Excerpt from a dataset:
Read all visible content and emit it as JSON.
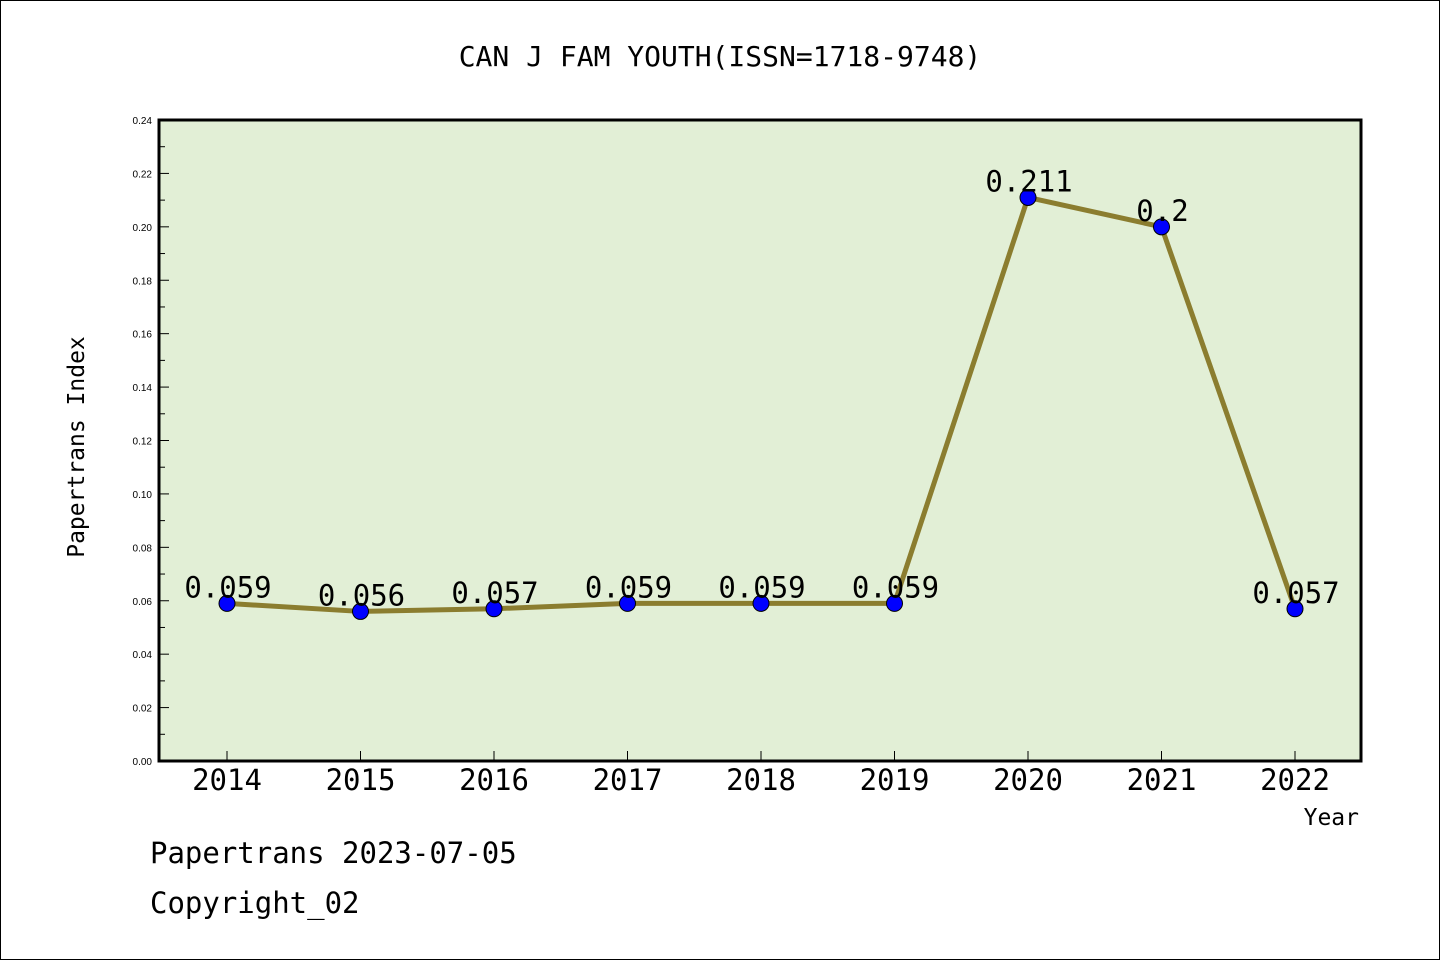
{
  "chart_data": {
    "type": "line",
    "title": "CAN J FAM YOUTH(ISSN=1718-9748)",
    "xlabel": "Year",
    "ylabel": "Papertrans Index",
    "categories": [
      "2014",
      "2015",
      "2016",
      "2017",
      "2018",
      "2019",
      "2020",
      "2021",
      "2022"
    ],
    "series": [
      {
        "values": [
          0.059,
          0.056,
          0.057,
          0.059,
          0.059,
          0.059,
          0.211,
          0.2,
          0.057
        ],
        "labels": [
          "0.059",
          "0.056",
          "0.057",
          "0.059",
          "0.059",
          "0.059",
          "0.211",
          "0.2",
          "0.057"
        ]
      }
    ],
    "ylim": [
      0,
      0.24
    ],
    "yticks": [
      "0.00",
      "0.02",
      "0.04",
      "0.06",
      "0.08",
      "0.10",
      "0.12",
      "0.14",
      "0.16",
      "0.18",
      "0.20",
      "0.22",
      "0.24"
    ],
    "grid": false,
    "colors": {
      "plot_background": "#e2efd6",
      "line": "#8b7d2f",
      "marker": "#0000ff"
    }
  },
  "footer": {
    "line1": "Papertrans 2023-07-05",
    "line2": "Copyright_02"
  }
}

(Stated problem):
Each record must be quoted in full and exactly. Do not include the pictures.

(Correct output):
Read all visible content and emit it as JSON.
{
  "chart_data": {
    "type": "line",
    "title": "CAN J FAM YOUTH(ISSN=1718-9748)",
    "xlabel": "Year",
    "ylabel": "Papertrans Index",
    "categories": [
      "2014",
      "2015",
      "2016",
      "2017",
      "2018",
      "2019",
      "2020",
      "2021",
      "2022"
    ],
    "series": [
      {
        "values": [
          0.059,
          0.056,
          0.057,
          0.059,
          0.059,
          0.059,
          0.211,
          0.2,
          0.057
        ],
        "labels": [
          "0.059",
          "0.056",
          "0.057",
          "0.059",
          "0.059",
          "0.059",
          "0.211",
          "0.2",
          "0.057"
        ]
      }
    ],
    "ylim": [
      0,
      0.24
    ],
    "yticks": [
      "0.00",
      "0.02",
      "0.04",
      "0.06",
      "0.08",
      "0.10",
      "0.12",
      "0.14",
      "0.16",
      "0.18",
      "0.20",
      "0.22",
      "0.24"
    ],
    "grid": false,
    "colors": {
      "plot_background": "#e2efd6",
      "line": "#8b7d2f",
      "marker": "#0000ff"
    }
  },
  "footer": {
    "line1": "Papertrans 2023-07-05",
    "line2": "Copyright_02"
  }
}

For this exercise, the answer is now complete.